⟨

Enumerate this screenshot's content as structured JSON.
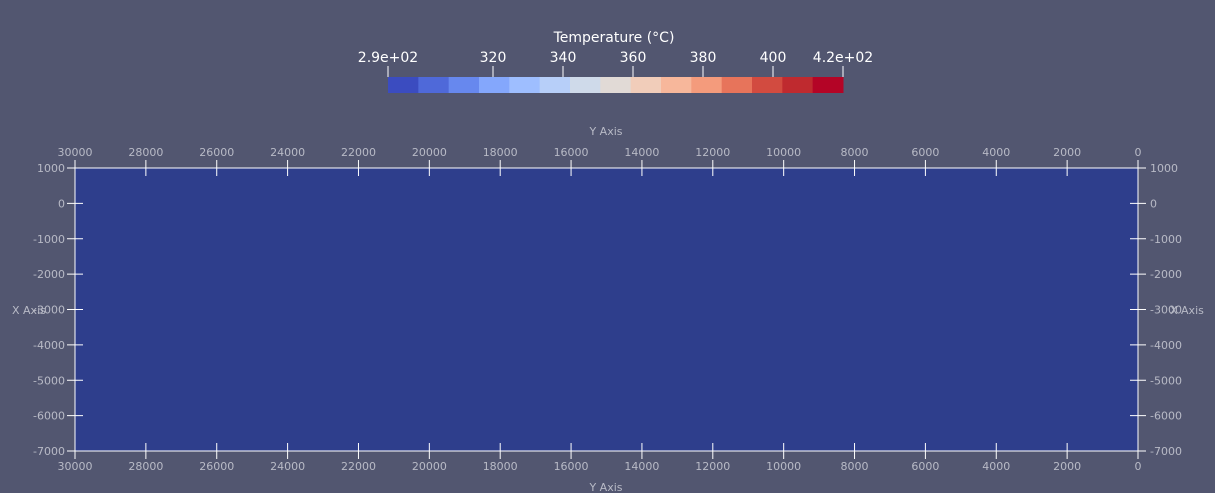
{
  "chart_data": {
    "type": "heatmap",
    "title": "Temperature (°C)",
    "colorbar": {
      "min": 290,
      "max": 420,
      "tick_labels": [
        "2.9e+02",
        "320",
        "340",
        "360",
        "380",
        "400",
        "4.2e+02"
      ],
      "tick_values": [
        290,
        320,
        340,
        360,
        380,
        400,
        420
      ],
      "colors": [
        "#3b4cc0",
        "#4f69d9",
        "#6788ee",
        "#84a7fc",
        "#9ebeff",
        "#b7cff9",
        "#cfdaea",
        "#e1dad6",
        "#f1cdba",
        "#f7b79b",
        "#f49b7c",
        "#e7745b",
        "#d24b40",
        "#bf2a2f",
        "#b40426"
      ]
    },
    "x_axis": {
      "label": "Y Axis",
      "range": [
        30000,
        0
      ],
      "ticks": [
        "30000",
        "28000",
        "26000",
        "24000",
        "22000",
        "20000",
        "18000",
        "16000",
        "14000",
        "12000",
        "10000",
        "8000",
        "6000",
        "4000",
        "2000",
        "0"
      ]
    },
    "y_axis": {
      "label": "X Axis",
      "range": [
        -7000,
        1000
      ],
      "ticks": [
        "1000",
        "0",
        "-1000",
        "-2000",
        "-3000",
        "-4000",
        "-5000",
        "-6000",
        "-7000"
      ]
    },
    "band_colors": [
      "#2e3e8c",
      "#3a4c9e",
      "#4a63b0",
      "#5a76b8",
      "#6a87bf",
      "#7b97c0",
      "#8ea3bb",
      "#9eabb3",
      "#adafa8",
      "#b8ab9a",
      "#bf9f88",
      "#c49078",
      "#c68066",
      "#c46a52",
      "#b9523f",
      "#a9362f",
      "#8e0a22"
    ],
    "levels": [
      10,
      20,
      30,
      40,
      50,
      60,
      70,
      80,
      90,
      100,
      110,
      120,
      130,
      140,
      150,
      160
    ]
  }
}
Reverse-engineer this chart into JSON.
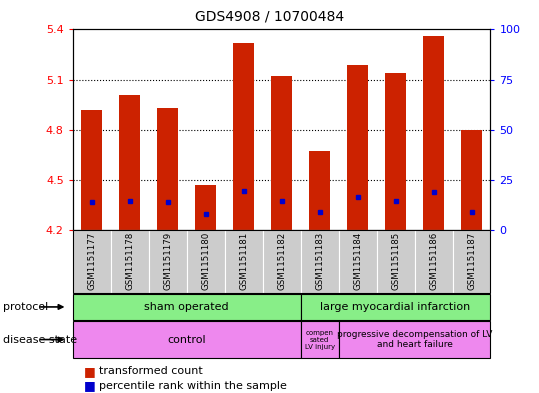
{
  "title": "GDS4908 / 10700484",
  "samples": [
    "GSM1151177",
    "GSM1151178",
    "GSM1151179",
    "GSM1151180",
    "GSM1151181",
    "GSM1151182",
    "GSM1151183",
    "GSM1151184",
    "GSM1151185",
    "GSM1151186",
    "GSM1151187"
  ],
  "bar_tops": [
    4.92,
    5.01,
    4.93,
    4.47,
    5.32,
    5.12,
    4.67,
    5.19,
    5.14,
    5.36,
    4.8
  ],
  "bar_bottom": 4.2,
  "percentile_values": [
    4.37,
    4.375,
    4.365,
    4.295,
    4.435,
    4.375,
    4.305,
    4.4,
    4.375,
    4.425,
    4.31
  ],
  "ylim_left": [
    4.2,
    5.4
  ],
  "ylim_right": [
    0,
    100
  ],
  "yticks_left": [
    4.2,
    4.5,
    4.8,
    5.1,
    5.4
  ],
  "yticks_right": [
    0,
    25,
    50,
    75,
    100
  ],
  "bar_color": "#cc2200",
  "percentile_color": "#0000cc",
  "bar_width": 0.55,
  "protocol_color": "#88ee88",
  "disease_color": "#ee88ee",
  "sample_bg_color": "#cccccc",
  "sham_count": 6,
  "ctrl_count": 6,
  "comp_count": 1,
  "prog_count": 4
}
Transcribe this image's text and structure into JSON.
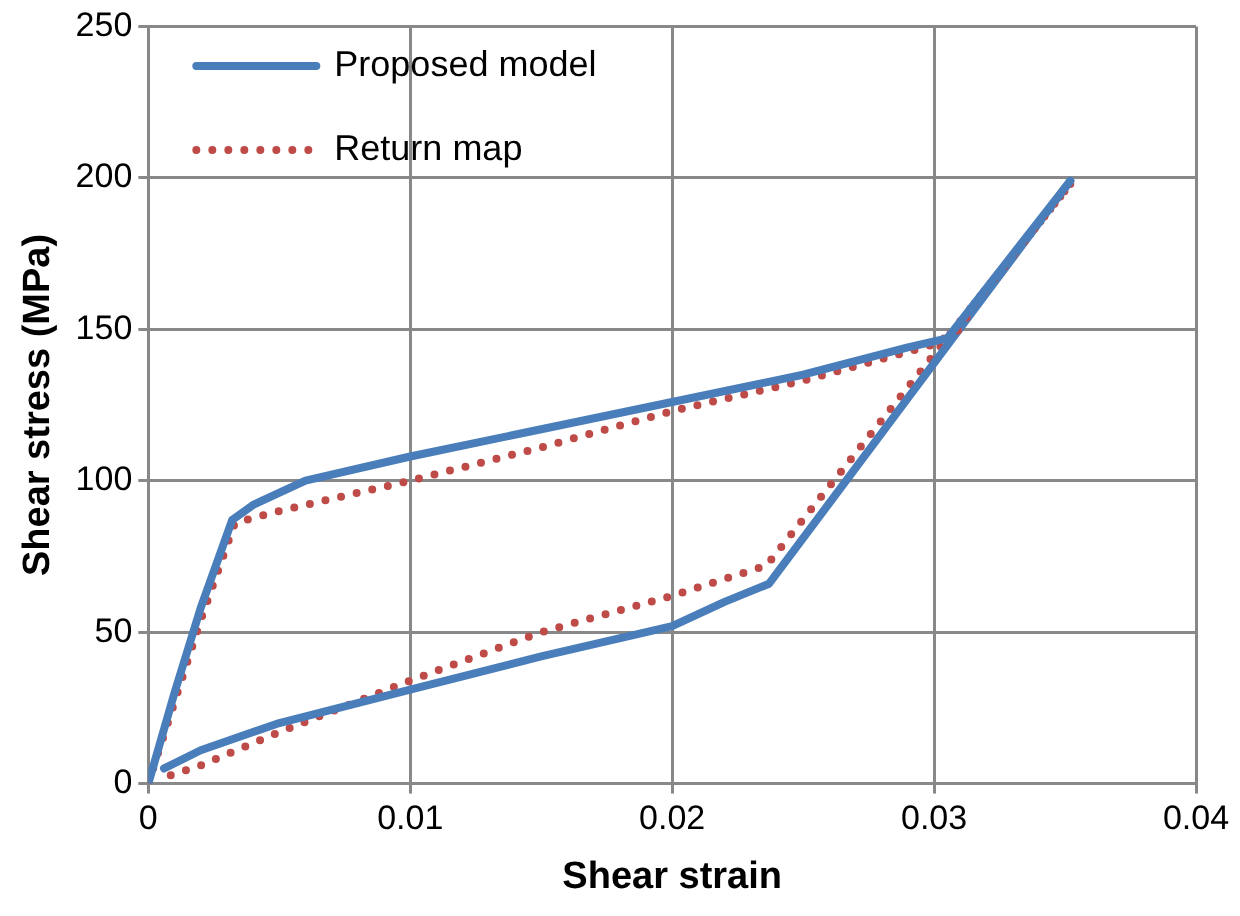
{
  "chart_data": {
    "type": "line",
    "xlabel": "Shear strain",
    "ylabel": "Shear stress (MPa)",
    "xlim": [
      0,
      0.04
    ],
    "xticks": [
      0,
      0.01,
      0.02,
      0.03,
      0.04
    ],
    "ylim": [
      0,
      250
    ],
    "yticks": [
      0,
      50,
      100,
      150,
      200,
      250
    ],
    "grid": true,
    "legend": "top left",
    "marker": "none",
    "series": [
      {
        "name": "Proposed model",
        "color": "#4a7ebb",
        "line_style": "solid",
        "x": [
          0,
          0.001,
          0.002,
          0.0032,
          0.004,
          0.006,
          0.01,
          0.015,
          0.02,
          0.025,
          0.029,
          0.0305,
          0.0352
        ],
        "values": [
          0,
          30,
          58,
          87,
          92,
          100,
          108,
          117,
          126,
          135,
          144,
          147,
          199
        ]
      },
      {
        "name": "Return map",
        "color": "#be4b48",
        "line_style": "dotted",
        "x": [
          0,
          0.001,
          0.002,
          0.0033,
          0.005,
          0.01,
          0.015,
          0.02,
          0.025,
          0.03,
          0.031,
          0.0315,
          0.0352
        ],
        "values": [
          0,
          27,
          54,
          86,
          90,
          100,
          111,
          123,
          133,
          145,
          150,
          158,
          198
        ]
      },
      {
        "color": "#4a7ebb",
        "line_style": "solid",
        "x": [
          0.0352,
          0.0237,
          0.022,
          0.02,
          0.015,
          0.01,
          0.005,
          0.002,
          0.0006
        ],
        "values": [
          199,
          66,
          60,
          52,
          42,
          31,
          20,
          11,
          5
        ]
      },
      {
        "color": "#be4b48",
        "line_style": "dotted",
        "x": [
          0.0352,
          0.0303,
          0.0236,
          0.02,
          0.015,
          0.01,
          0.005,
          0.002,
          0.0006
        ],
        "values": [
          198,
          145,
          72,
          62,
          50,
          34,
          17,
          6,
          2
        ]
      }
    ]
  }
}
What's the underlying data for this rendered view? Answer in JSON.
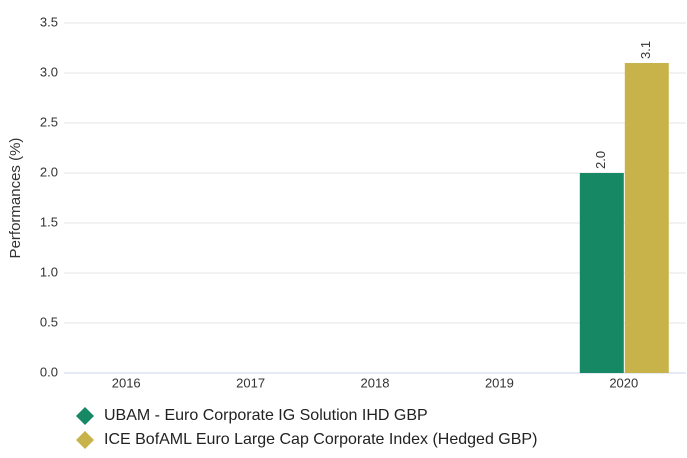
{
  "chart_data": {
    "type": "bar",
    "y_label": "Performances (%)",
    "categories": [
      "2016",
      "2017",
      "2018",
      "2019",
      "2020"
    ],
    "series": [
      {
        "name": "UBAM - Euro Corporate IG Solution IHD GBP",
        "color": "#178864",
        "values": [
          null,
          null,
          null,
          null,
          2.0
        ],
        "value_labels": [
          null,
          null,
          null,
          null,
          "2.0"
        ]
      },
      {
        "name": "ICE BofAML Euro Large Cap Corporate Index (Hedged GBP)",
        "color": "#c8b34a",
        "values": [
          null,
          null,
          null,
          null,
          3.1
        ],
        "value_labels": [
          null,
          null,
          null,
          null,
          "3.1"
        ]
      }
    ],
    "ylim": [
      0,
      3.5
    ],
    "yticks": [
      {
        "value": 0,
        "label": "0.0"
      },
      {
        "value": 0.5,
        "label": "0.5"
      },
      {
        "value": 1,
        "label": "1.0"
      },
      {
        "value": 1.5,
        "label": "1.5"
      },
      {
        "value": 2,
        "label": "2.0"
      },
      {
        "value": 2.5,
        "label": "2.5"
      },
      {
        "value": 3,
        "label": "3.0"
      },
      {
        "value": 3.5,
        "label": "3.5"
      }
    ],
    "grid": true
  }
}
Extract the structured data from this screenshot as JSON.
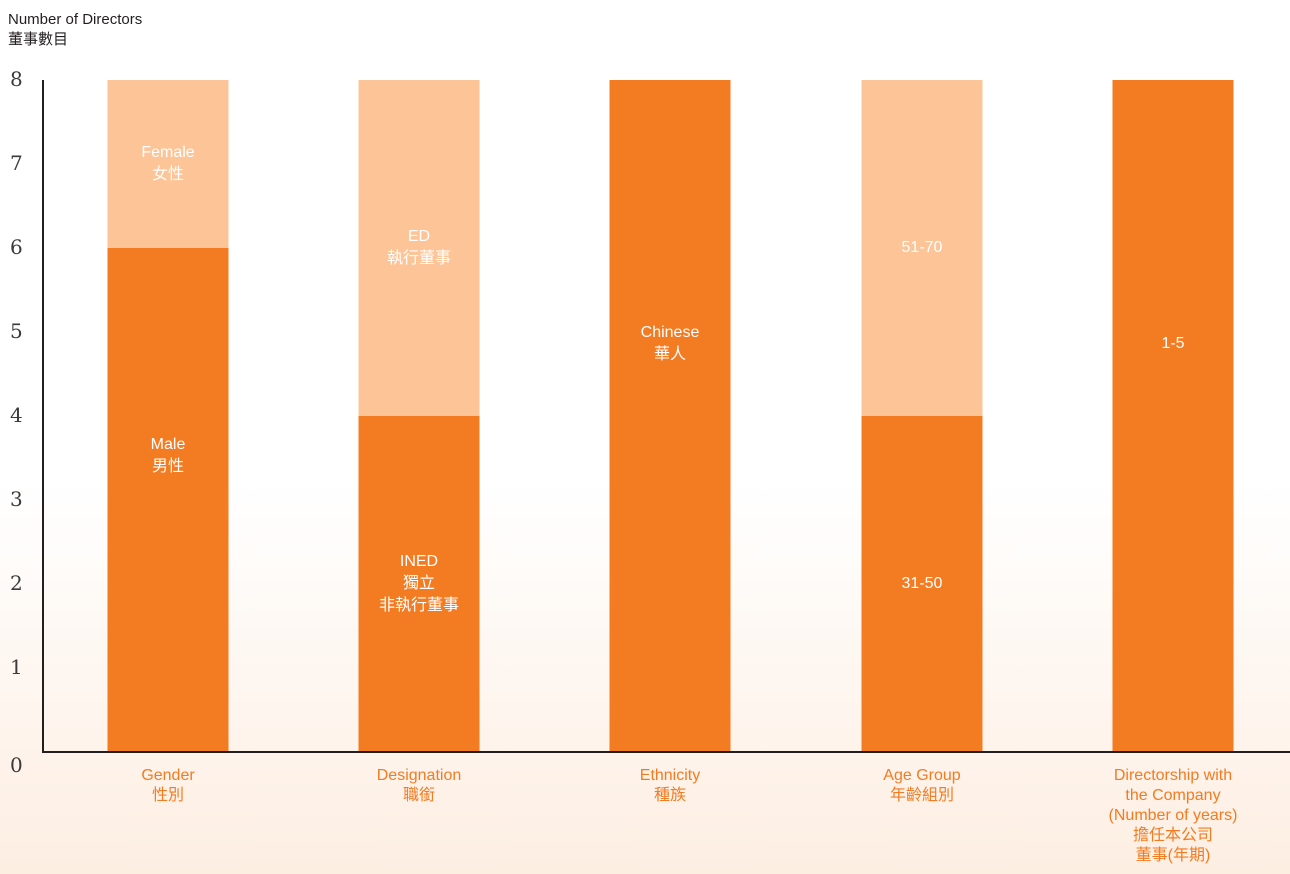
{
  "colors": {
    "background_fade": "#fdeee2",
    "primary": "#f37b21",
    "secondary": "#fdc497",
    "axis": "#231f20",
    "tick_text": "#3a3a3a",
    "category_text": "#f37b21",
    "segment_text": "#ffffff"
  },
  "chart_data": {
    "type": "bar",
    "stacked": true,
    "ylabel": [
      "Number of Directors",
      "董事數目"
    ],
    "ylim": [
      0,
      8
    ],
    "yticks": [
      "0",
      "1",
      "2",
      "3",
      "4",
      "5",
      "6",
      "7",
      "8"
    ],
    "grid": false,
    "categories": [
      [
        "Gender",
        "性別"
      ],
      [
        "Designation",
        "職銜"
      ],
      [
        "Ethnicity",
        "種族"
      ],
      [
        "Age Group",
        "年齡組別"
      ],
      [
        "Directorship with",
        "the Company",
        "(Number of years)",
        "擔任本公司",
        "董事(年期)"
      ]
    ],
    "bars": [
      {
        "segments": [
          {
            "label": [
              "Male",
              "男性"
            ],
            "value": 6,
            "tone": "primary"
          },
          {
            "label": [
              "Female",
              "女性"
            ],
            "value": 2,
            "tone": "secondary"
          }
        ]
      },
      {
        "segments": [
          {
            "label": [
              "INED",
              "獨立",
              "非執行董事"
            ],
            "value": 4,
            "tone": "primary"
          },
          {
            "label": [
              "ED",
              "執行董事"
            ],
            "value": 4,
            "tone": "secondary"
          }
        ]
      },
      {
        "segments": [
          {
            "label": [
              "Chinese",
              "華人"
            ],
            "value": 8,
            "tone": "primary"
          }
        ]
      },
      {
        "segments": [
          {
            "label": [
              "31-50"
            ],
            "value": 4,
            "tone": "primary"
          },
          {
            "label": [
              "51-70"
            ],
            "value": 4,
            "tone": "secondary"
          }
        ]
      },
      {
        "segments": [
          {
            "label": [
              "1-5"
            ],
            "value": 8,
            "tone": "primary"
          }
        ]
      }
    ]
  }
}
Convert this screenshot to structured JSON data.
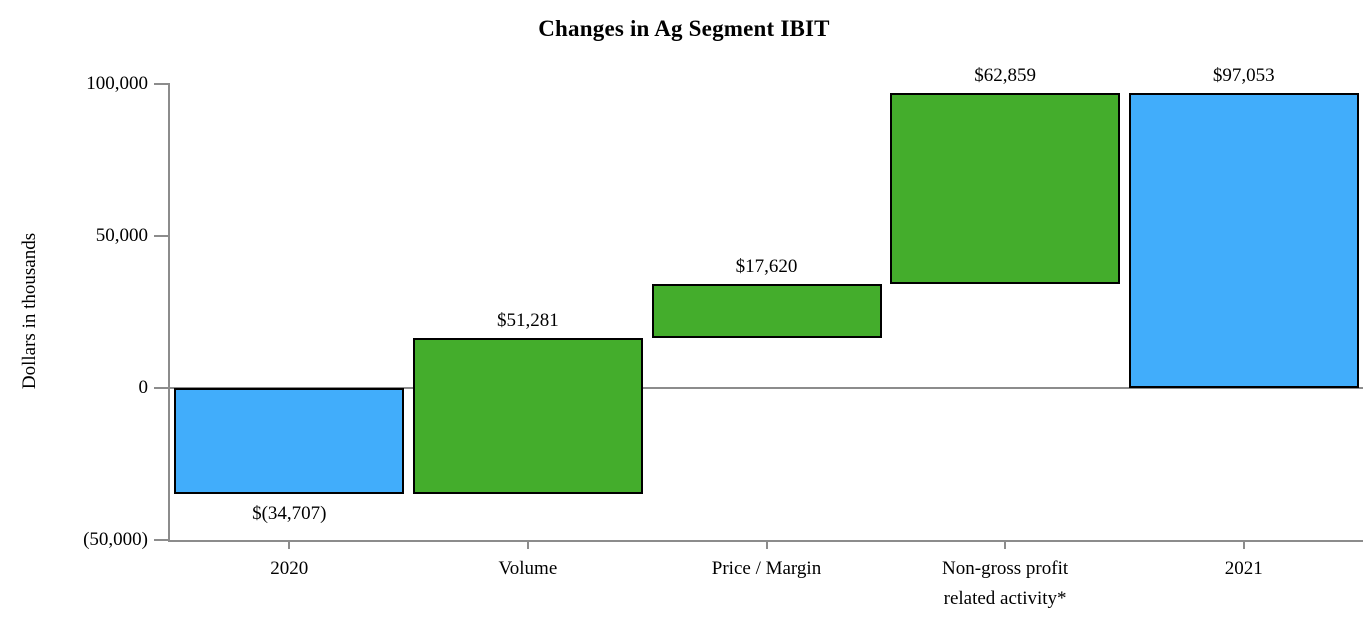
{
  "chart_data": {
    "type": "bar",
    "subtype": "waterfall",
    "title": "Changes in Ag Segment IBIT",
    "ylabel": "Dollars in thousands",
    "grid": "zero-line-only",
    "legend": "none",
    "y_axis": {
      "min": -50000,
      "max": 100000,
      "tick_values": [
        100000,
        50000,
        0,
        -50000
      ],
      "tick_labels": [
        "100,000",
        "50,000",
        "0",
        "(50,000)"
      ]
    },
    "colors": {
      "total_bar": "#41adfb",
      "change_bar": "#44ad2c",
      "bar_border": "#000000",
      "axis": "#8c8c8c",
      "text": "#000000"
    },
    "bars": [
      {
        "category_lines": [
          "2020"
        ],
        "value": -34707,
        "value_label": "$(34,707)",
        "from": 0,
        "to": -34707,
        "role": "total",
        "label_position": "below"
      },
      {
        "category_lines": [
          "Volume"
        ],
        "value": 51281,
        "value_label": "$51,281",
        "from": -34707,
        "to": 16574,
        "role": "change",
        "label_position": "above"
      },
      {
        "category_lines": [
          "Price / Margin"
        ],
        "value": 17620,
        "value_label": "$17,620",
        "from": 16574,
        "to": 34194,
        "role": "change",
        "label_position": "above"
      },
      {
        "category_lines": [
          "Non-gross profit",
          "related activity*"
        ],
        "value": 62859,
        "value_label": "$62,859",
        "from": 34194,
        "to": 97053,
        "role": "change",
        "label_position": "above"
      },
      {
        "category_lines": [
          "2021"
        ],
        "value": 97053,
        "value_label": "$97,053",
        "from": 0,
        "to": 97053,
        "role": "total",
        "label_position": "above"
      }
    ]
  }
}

⟩

Copy every single line of the material above that holds "Number".

**SOLUTION FOR THIS EXERCISE**
      "Number of Directors",
        "(Number of years)",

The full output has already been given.